● What the task asks: Please list all lines of the material below in which the string "points" occurs.

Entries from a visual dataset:
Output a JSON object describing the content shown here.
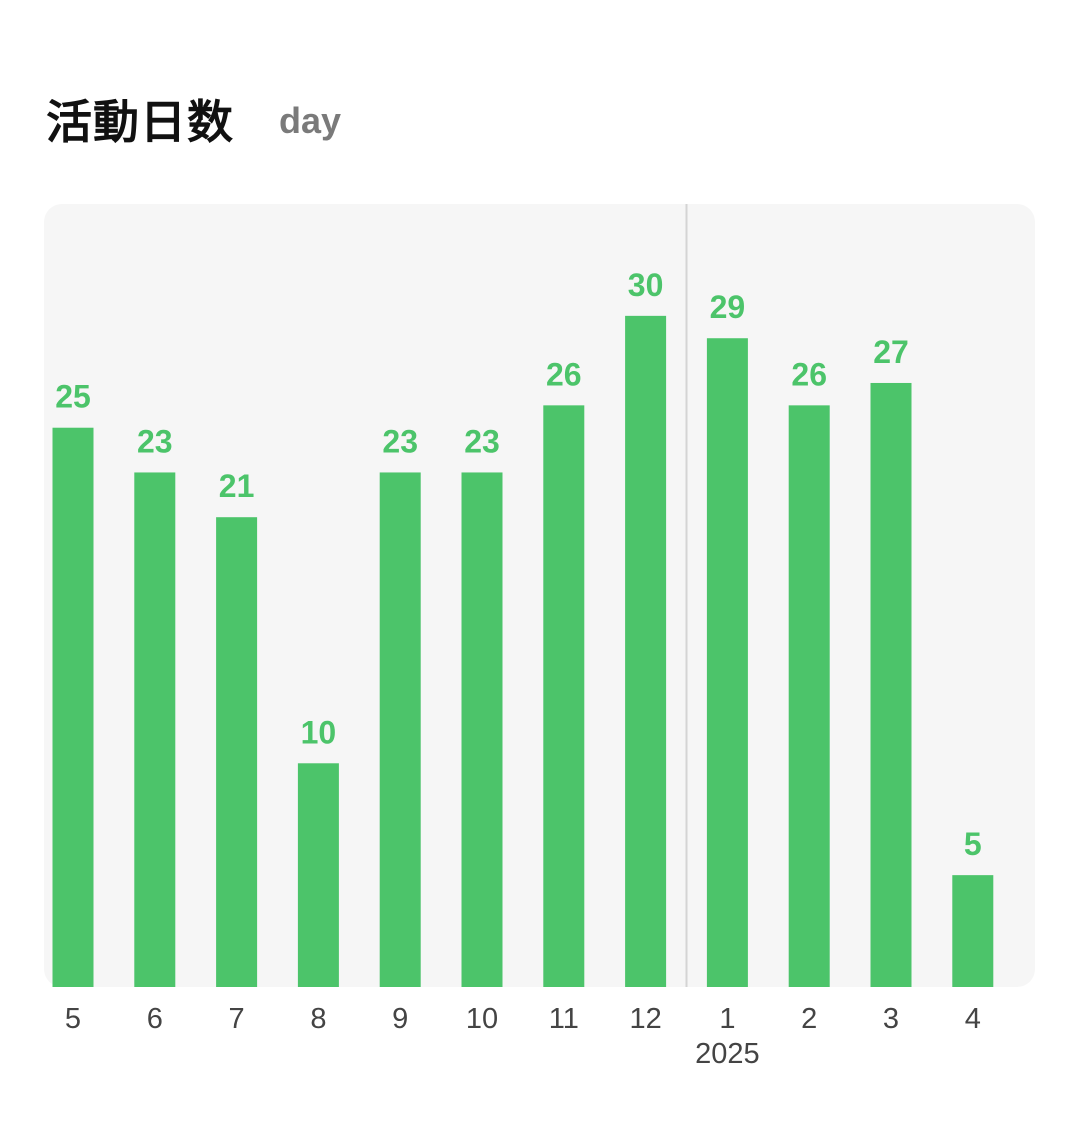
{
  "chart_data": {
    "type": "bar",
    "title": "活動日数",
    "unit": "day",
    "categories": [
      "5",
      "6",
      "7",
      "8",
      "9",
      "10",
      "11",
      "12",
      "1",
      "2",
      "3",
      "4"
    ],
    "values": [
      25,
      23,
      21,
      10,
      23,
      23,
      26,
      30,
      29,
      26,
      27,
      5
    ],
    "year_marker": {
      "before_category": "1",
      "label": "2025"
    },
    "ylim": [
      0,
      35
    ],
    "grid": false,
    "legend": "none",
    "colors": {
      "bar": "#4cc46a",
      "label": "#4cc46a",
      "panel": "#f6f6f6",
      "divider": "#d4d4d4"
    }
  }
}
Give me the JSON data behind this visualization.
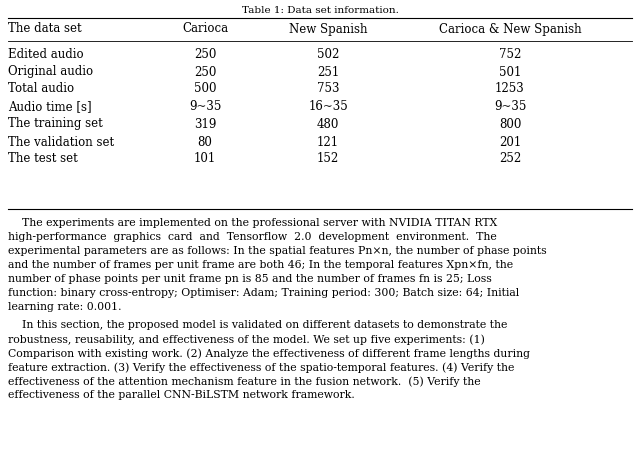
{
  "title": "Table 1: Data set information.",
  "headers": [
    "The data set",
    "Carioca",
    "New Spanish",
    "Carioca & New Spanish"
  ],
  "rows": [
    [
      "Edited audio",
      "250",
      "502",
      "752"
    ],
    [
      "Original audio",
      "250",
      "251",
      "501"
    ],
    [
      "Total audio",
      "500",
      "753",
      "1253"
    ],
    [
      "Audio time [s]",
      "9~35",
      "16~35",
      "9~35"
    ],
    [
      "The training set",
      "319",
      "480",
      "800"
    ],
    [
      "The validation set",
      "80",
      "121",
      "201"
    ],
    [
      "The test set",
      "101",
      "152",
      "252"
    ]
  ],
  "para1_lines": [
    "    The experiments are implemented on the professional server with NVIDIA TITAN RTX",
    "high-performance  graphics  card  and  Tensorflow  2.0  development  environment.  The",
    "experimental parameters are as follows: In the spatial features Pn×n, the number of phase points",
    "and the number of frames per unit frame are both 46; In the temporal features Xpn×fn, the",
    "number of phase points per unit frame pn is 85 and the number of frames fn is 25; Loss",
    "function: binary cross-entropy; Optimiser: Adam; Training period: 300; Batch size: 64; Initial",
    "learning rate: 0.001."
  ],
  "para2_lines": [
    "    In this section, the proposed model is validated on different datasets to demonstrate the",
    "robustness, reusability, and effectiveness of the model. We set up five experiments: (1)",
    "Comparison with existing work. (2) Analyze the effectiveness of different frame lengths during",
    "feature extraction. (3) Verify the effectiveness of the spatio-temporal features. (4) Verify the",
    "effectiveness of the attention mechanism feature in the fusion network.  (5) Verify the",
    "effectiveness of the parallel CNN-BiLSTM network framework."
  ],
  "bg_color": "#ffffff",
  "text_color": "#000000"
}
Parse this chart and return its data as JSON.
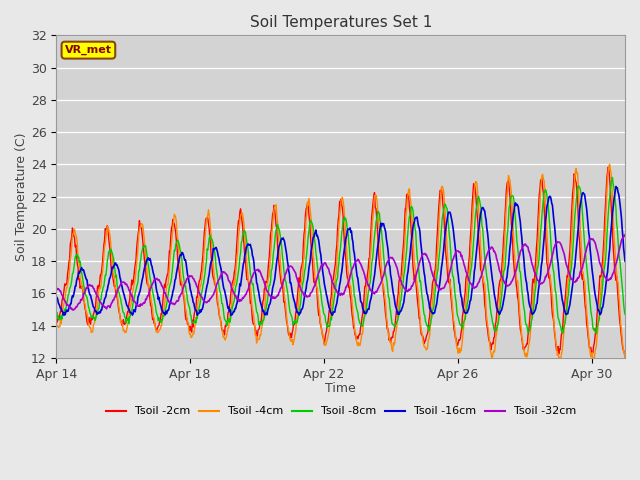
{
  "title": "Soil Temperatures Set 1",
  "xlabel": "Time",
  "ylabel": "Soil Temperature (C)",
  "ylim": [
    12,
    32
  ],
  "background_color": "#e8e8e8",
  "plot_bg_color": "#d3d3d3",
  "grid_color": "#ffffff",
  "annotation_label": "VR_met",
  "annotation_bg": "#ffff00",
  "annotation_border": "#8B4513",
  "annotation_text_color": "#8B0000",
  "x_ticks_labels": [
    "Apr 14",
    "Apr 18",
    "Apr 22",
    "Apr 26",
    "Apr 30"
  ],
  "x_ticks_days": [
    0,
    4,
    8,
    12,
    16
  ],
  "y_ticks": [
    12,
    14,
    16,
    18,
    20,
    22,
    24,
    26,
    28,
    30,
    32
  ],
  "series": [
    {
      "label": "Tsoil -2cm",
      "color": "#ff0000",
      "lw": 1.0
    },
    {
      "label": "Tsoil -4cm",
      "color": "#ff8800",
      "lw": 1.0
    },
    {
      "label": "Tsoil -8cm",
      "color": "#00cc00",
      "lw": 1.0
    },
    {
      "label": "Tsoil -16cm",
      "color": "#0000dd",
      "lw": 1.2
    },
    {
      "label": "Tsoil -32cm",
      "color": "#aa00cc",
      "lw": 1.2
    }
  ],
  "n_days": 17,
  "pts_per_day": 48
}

● Written solution:
    "experimental parameters are as follows: In the spatial features Pn×n, the number of phase points",
    "number of phase points per unit frame pn is 85 and the number of frames fn is 25; Loss",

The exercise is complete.